— Description of the task —
Write out the lines below verbatim, character for character, with the picture placeholders omitted.

— Input data —
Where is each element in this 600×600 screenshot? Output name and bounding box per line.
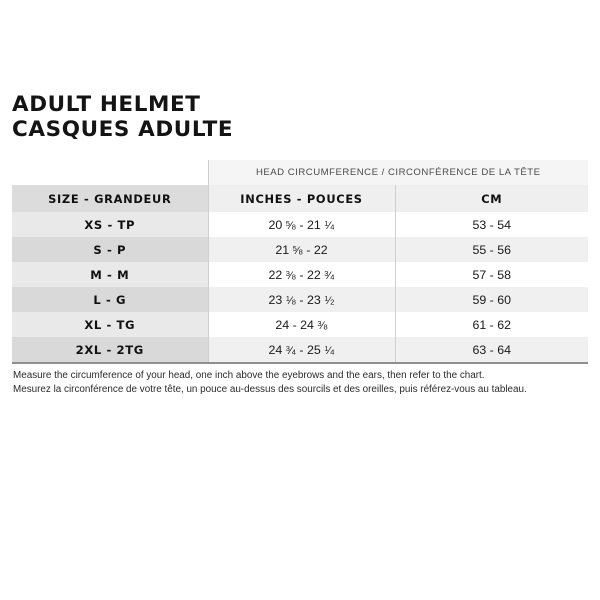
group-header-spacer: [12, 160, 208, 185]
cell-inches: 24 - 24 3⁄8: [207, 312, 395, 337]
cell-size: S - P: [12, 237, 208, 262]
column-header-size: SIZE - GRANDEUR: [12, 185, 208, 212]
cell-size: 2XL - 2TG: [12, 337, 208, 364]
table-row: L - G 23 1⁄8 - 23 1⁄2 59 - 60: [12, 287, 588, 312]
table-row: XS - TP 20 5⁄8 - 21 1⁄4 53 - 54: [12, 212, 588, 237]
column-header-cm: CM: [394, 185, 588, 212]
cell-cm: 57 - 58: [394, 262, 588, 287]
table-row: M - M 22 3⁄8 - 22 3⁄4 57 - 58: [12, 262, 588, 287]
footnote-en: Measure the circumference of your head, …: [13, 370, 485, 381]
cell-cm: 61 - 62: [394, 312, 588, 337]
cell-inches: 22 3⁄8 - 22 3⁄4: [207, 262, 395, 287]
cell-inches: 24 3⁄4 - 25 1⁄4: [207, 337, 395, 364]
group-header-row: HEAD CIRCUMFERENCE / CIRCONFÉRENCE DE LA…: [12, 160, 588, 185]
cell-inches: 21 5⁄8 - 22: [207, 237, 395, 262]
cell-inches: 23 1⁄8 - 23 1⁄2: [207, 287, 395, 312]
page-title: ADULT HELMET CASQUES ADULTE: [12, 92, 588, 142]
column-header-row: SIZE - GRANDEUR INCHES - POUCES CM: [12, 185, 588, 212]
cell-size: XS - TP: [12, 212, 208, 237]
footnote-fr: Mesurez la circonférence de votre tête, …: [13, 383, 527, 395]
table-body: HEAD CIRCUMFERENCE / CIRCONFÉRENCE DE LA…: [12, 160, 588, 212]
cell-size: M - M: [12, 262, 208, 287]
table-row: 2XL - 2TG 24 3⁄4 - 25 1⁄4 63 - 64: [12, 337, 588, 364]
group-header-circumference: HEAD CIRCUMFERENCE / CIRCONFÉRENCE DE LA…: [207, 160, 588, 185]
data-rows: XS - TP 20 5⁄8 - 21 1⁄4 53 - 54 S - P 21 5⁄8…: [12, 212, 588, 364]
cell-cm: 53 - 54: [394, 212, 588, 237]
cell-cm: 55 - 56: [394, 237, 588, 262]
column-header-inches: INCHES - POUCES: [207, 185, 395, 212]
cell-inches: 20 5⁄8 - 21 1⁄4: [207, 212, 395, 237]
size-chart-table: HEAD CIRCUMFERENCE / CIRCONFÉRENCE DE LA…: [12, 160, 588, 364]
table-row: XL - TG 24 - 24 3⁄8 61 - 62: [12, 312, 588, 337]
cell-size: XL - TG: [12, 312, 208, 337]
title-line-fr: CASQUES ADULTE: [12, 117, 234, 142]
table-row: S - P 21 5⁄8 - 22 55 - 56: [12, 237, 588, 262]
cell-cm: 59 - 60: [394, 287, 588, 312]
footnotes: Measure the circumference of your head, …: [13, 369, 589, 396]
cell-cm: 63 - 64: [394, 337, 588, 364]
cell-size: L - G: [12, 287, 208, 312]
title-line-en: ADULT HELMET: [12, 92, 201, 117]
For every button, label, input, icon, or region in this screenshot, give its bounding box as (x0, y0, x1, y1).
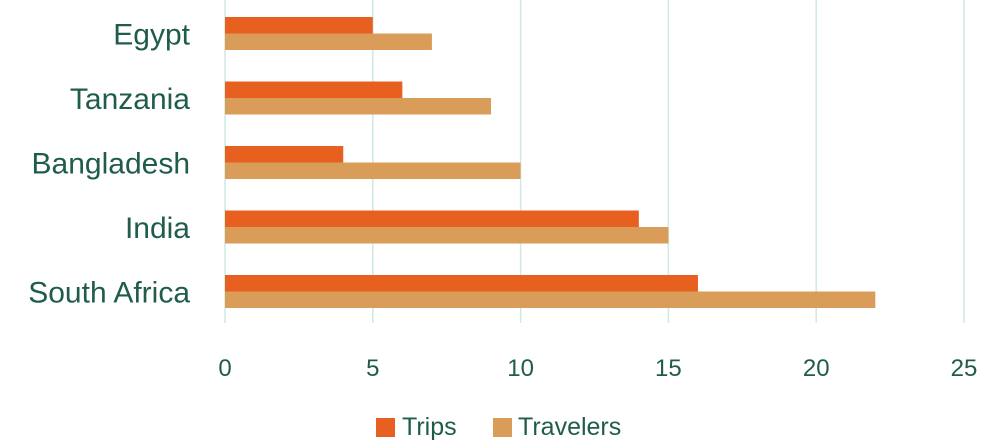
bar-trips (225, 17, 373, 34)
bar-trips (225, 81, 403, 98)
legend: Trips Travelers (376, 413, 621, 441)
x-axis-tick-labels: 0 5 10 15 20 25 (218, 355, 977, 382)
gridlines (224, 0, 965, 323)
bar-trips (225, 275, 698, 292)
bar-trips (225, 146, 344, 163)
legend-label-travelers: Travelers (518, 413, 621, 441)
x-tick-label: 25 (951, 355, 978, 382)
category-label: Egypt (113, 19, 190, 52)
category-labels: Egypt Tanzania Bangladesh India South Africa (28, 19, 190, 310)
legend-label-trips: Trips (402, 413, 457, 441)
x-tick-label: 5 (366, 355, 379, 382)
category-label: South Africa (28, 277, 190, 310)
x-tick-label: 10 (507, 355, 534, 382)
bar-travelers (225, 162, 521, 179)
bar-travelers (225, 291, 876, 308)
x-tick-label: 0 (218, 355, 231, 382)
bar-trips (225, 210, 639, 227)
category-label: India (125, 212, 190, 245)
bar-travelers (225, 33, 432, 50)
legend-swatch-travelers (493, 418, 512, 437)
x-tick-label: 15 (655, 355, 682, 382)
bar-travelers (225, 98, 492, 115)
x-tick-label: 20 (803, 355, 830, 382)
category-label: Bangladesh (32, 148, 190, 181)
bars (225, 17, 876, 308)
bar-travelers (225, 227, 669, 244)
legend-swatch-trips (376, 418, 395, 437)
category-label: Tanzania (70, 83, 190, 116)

— Problem solution —
Where is each element in this 600×600 screenshot? Output name and bounding box per line.
group-header-spacer: [12, 160, 208, 185]
cell-inches: 24 - 24 3⁄8: [207, 312, 395, 337]
cell-size: S - P: [12, 237, 208, 262]
column-header-size: SIZE - GRANDEUR: [12, 185, 208, 212]
cell-size: 2XL - 2TG: [12, 337, 208, 364]
table-row: L - G 23 1⁄8 - 23 1⁄2 59 - 60: [12, 287, 588, 312]
table-row: XS - TP 20 5⁄8 - 21 1⁄4 53 - 54: [12, 212, 588, 237]
column-header-cm: CM: [394, 185, 588, 212]
cell-cm: 57 - 58: [394, 262, 588, 287]
table-row: M - M 22 3⁄8 - 22 3⁄4 57 - 58: [12, 262, 588, 287]
footnote-en: Measure the circumference of your head, …: [13, 370, 485, 381]
cell-cm: 61 - 62: [394, 312, 588, 337]
cell-inches: 22 3⁄8 - 22 3⁄4: [207, 262, 395, 287]
cell-inches: 24 3⁄4 - 25 1⁄4: [207, 337, 395, 364]
group-header-row: HEAD CIRCUMFERENCE / CIRCONFÉRENCE DE LA…: [12, 160, 588, 185]
cell-inches: 21 5⁄8 - 22: [207, 237, 395, 262]
cell-inches: 23 1⁄8 - 23 1⁄2: [207, 287, 395, 312]
page-title: ADULT HELMET CASQUES ADULTE: [12, 92, 588, 142]
column-header-row: SIZE - GRANDEUR INCHES - POUCES CM: [12, 185, 588, 212]
cell-size: XS - TP: [12, 212, 208, 237]
footnote-fr: Mesurez la circonférence de votre tête, …: [13, 383, 527, 395]
table-body: HEAD CIRCUMFERENCE / CIRCONFÉRENCE DE LA…: [12, 160, 588, 212]
cell-size: M - M: [12, 262, 208, 287]
table-row: 2XL - 2TG 24 3⁄4 - 25 1⁄4 63 - 64: [12, 337, 588, 364]
group-header-circumference: HEAD CIRCUMFERENCE / CIRCONFÉRENCE DE LA…: [207, 160, 588, 185]
data-rows: XS - TP 20 5⁄8 - 21 1⁄4 53 - 54 S - P 21 5⁄8…: [12, 212, 588, 364]
cell-cm: 53 - 54: [394, 212, 588, 237]
cell-cm: 55 - 56: [394, 237, 588, 262]
column-header-inches: INCHES - POUCES: [207, 185, 395, 212]
cell-inches: 20 5⁄8 - 21 1⁄4: [207, 212, 395, 237]
size-chart-table: HEAD CIRCUMFERENCE / CIRCONFÉRENCE DE LA…: [12, 160, 588, 364]
table-row: XL - TG 24 - 24 3⁄8 61 - 62: [12, 312, 588, 337]
cell-size: XL - TG: [12, 312, 208, 337]
title-line-fr: CASQUES ADULTE: [12, 117, 234, 142]
table-row: S - P 21 5⁄8 - 22 55 - 56: [12, 237, 588, 262]
cell-cm: 59 - 60: [394, 287, 588, 312]
footnotes: Measure the circumference of your head, …: [13, 369, 589, 396]
cell-cm: 63 - 64: [394, 337, 588, 364]
cell-size: L - G: [12, 287, 208, 312]
title-line-en: ADULT HELMET: [12, 92, 201, 117]
For every button, label, input, icon, or region in this screenshot, give its bounding box as (x0, y0, x1, y1).
bar-trips (225, 17, 373, 34)
bar-trips (225, 81, 403, 98)
legend: Trips Travelers (376, 413, 621, 441)
x-axis-tick-labels: 0 5 10 15 20 25 (218, 355, 977, 382)
gridlines (224, 0, 965, 323)
bar-trips (225, 275, 698, 292)
bar-trips (225, 146, 344, 163)
legend-label-travelers: Travelers (518, 413, 621, 441)
x-tick-label: 25 (951, 355, 978, 382)
category-label: Egypt (113, 19, 190, 52)
category-labels: Egypt Tanzania Bangladesh India South Africa (28, 19, 190, 310)
legend-label-trips: Trips (402, 413, 457, 441)
x-tick-label: 5 (366, 355, 379, 382)
category-label: South Africa (28, 277, 190, 310)
x-tick-label: 10 (507, 355, 534, 382)
bar-travelers (225, 162, 521, 179)
bar-travelers (225, 291, 876, 308)
x-tick-label: 0 (218, 355, 231, 382)
bar-trips (225, 210, 639, 227)
category-label: India (125, 212, 190, 245)
bar-travelers (225, 33, 432, 50)
legend-swatch-travelers (493, 418, 512, 437)
x-tick-label: 15 (655, 355, 682, 382)
bar-travelers (225, 98, 492, 115)
x-tick-label: 20 (803, 355, 830, 382)
category-label: Bangladesh (32, 148, 190, 181)
bars (225, 17, 876, 308)
bar-travelers (225, 227, 669, 244)
legend-swatch-trips (376, 418, 395, 437)
category-label: Tanzania (70, 83, 190, 116)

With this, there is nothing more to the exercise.